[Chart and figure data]
□ □ □

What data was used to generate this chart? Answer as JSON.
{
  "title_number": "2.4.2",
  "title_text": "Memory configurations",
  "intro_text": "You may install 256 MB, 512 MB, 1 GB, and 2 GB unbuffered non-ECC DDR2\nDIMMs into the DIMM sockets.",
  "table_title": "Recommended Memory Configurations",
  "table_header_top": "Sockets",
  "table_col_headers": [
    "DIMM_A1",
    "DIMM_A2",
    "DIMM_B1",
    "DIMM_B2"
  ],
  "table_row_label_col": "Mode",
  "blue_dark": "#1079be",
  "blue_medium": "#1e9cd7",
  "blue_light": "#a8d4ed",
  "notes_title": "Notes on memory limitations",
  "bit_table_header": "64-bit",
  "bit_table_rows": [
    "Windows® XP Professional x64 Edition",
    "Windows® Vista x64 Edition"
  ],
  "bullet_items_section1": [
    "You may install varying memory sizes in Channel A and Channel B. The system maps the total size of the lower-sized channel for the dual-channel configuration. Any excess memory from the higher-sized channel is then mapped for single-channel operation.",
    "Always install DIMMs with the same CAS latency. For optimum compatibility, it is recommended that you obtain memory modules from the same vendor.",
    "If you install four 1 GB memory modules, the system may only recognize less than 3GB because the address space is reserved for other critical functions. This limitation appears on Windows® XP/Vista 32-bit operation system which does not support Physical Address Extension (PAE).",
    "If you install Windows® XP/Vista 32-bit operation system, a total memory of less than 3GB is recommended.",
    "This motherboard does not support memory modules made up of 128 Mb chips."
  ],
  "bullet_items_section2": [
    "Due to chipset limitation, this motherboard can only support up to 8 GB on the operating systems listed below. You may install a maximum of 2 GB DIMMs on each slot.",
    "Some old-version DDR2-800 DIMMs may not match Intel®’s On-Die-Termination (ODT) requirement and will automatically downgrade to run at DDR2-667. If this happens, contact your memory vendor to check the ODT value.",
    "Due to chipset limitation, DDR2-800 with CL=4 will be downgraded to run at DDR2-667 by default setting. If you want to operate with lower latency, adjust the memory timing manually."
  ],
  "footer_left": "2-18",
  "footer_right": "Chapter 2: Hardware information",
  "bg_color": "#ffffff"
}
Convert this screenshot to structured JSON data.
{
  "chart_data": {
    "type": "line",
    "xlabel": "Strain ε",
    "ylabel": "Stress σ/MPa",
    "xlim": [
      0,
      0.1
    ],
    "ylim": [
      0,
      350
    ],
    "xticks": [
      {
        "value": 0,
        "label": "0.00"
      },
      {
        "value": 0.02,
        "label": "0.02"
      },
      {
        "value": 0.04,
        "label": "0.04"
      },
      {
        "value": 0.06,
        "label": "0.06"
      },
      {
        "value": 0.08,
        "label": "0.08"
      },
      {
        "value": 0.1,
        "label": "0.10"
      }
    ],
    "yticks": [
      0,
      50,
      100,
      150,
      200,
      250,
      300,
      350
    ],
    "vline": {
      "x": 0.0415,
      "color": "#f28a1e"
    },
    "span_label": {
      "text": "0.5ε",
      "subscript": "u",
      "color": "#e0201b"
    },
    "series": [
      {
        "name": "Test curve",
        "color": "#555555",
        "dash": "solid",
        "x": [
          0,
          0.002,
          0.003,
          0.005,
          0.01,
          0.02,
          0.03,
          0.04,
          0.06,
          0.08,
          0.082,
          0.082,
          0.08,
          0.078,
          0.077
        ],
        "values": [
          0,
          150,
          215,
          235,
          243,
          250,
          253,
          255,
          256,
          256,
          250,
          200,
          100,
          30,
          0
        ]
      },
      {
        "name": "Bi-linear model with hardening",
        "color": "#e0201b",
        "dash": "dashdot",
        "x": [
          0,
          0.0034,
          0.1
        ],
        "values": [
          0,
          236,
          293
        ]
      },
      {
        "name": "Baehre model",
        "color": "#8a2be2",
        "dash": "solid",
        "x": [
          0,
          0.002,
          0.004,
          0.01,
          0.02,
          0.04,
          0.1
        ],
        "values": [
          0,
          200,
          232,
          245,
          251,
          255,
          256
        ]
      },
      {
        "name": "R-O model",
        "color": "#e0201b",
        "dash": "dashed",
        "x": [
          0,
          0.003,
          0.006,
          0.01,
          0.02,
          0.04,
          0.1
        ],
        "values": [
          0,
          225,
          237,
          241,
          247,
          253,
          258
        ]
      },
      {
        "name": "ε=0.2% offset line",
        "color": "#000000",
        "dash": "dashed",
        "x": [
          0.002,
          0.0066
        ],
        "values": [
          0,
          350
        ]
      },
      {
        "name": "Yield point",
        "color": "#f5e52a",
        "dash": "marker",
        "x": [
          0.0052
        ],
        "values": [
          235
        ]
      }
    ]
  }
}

□ □ □

The problem
Please quote the data above in full, with no line missing.

Exercise result
What data was used to generate this chart? Answer as JSON.
{
  "title_number": "2.4.2",
  "title_text": "Memory configurations",
  "intro_text": "You may install 256 MB, 512 MB, 1 GB, and 2 GB unbuffered non-ECC DDR2\nDIMMs into the DIMM sockets.",
  "table_title": "Recommended Memory Configurations",
  "table_header_top": "Sockets",
  "table_col_headers": [
    "DIMM_A1",
    "DIMM_A2",
    "DIMM_B1",
    "DIMM_B2"
  ],
  "table_row_label_col": "Mode",
  "blue_dark": "#1079be",
  "blue_medium": "#1e9cd7",
  "blue_light": "#a8d4ed",
  "notes_title": "Notes on memory limitations",
  "bit_table_header": "64-bit",
  "bit_table_rows": [
    "Windows® XP Professional x64 Edition",
    "Windows® Vista x64 Edition"
  ],
  "bullet_items_section1": [
    "You may install varying memory sizes in Channel A and Channel B. The system maps the total size of the lower-sized channel for the dual-channel configuration. Any excess memory from the higher-sized channel is then mapped for single-channel operation.",
    "Always install DIMMs with the same CAS latency. For optimum compatibility, it is recommended that you obtain memory modules from the same vendor.",
    "If you install four 1 GB memory modules, the system may only recognize less than 3GB because the address space is reserved for other critical functions. This limitation appears on Windows® XP/Vista 32-bit operation system which does not support Physical Address Extension (PAE).",
    "If you install Windows® XP/Vista 32-bit operation system, a total memory of less than 3GB is recommended.",
    "This motherboard does not support memory modules made up of 128 Mb chips."
  ],
  "bullet_items_section2": [
    "Due to chipset limitation, this motherboard can only support up to 8 GB on the operating systems listed below. You may install a maximum of 2 GB DIMMs on each slot.",
    "Some old-version DDR2-800 DIMMs may not match Intel®’s On-Die-Termination (ODT) requirement and will automatically downgrade to run at DDR2-667. If this happens, contact your memory vendor to check the ODT value.",
    "Due to chipset limitation, DDR2-800 with CL=4 will be downgraded to run at DDR2-667 by default setting. If you want to operate with lower latency, adjust the memory timing manually."
  ],
  "footer_left": "2-18",
  "footer_right": "Chapter 2: Hardware information",
  "bg_color": "#ffffff"
}
Convert this screenshot to structured JSON data.
{
  "chart_data": {
    "type": "line",
    "xlabel": "Strain ε",
    "ylabel": "Stress σ/MPa",
    "xlim": [
      0,
      0.1
    ],
    "ylim": [
      0,
      350
    ],
    "xticks": [
      {
        "value": 0,
        "label": "0.00"
      },
      {
        "value": 0.02,
        "label": "0.02"
      },
      {
        "value": 0.04,
        "label": "0.04"
      },
      {
        "value": 0.06,
        "label": "0.06"
      },
      {
        "value": 0.08,
        "label": "0.08"
      },
      {
        "value": 0.1,
        "label": "0.10"
      }
    ],
    "yticks": [
      0,
      50,
      100,
      150,
      200,
      250,
      300,
      350
    ],
    "vline": {
      "x": 0.0415,
      "color": "#f28a1e"
    },
    "span_label": {
      "text": "0.5ε",
      "subscript": "u",
      "color": "#e0201b"
    },
    "series": [
      {
        "name": "Test curve",
        "color": "#555555",
        "dash": "solid",
        "x": [
          0,
          0.002,
          0.003,
          0.005,
          0.01,
          0.02,
          0.03,
          0.04,
          0.06,
          0.08,
          0.082,
          0.082,
          0.08,
          0.078,
          0.077
        ],
        "values": [
          0,
          150,
          215,
          235,
          243,
          250,
          253,
          255,
          256,
          256,
          250,
          200,
          100,
          30,
          0
        ]
      },
      {
        "name": "Bi-linear model with hardening",
        "color": "#e0201b",
        "dash": "dashdot",
        "x": [
          0,
          0.0034,
          0.1
        ],
        "values": [
          0,
          236,
          293
        ]
      },
      {
        "name": "Baehre model",
        "color": "#8a2be2",
        "dash": "solid",
        "x": [
          0,
          0.002,
          0.004,
          0.01,
          0.02,
          0.04,
          0.1
        ],
        "values": [
          0,
          200,
          232,
          245,
          251,
          255,
          256
        ]
      },
      {
        "name": "R-O model",
        "color": "#e0201b",
        "dash": "dashed",
        "x": [
          0,
          0.003,
          0.006,
          0.01,
          0.02,
          0.04,
          0.1
        ],
        "values": [
          0,
          225,
          237,
          241,
          247,
          253,
          258
        ]
      },
      {
        "name": "ε=0.2% offset line",
        "color": "#000000",
        "dash": "dashed",
        "x": [
          0.002,
          0.0066
        ],
        "values": [
          0,
          350
        ]
      },
      {
        "name": "Yield point",
        "color": "#f5e52a",
        "dash": "marker",
        "x": [
          0.0052
        ],
        "values": [
          235
        ]
      }
    ]
  }
}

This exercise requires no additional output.